AIM = Restate every entry word for word.

TASK INPUT =

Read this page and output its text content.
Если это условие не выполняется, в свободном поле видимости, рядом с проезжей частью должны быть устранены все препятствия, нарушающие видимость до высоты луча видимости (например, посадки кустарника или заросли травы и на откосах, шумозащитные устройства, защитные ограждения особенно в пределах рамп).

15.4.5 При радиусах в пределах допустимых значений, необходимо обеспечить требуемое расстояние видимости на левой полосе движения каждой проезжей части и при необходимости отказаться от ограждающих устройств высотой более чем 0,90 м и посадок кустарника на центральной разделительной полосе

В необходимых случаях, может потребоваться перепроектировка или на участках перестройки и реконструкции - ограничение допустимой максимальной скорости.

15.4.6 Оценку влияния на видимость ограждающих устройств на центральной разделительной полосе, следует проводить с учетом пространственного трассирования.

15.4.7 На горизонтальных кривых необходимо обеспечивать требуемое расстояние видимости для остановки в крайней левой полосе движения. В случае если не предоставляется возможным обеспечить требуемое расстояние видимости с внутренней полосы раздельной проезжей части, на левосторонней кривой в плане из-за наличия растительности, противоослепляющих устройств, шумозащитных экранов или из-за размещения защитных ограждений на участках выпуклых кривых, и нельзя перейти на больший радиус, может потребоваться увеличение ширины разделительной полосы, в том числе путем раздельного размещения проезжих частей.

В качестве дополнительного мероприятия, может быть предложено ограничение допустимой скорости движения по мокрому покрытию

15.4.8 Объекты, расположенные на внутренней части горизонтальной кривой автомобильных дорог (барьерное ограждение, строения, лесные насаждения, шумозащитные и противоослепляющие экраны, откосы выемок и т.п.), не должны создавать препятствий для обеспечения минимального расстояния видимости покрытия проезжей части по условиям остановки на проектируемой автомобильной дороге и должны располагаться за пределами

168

FULL RESPONSE =
Read this page and output its text content.
Если это условие не выполняется, в свободном поле видимости, рядом с проезжей частью должны быть устранены все препятствия, нарушающие видимость до высоты луча видимости (например, посадки кустарника или заросли травы и на откосах, шумозащитные устройства, защитные ограждения особенно в пределах рамп).

15.4.5 При радиусах в пределах допустимых значений, необходимо обеспечить требуемое расстояние видимости на левой полосе движения каждой проезжей части и при необходимости отказаться от ограждающих устройств высотой более чем 0,90 м и посадок кустарника на центральной разделительной полосе

В необходимых случаях, может потребоваться перепроектировка или на участках перестройки и реконструкции - ограничение допустимой максимальной скорости.

15.4.6 Оценку влияния на видимость ограждающих устройств на центральной разделительной полосе, следует проводить с учетом пространственного трассирования.

15.4.7 На горизонтальных кривых необходимо обеспечивать требуемое расстояние видимости для остановки в крайней левой полосе движения. В случае если не предоставляется возможным обеспечить требуемое расстояние видимости с внутренней полосы раздельной проезжей части, на левосторонней кривой в плане из-за наличия растительности, противоослепляющих устройств, шумозащитных экранов или из-за размещения защитных ограждений на участках выпуклых кривых, и нельзя перейти на больший радиус, может потребоваться увеличение ширины разделительной полосы, в том числе путем раздельного размещения проезжих частей.

В качестве дополнительного мероприятия, может быть предложено ограничение допустимой скорости движения по мокрому покрытию

15.4.8 Объекты, расположенные на внутренней части горизонтальной кривой автомобильных дорог (барьерное ограждение, строения, лесные насаждения, шумозащитные и противоослепляющие экраны, откосы выемок и т.п.), не должны создавать препятствий для обеспечения минимального расстояния видимости покрытия проезжей части по условиям остановки на проектируемой автомобильной дороге и должны располагаться за пределами

168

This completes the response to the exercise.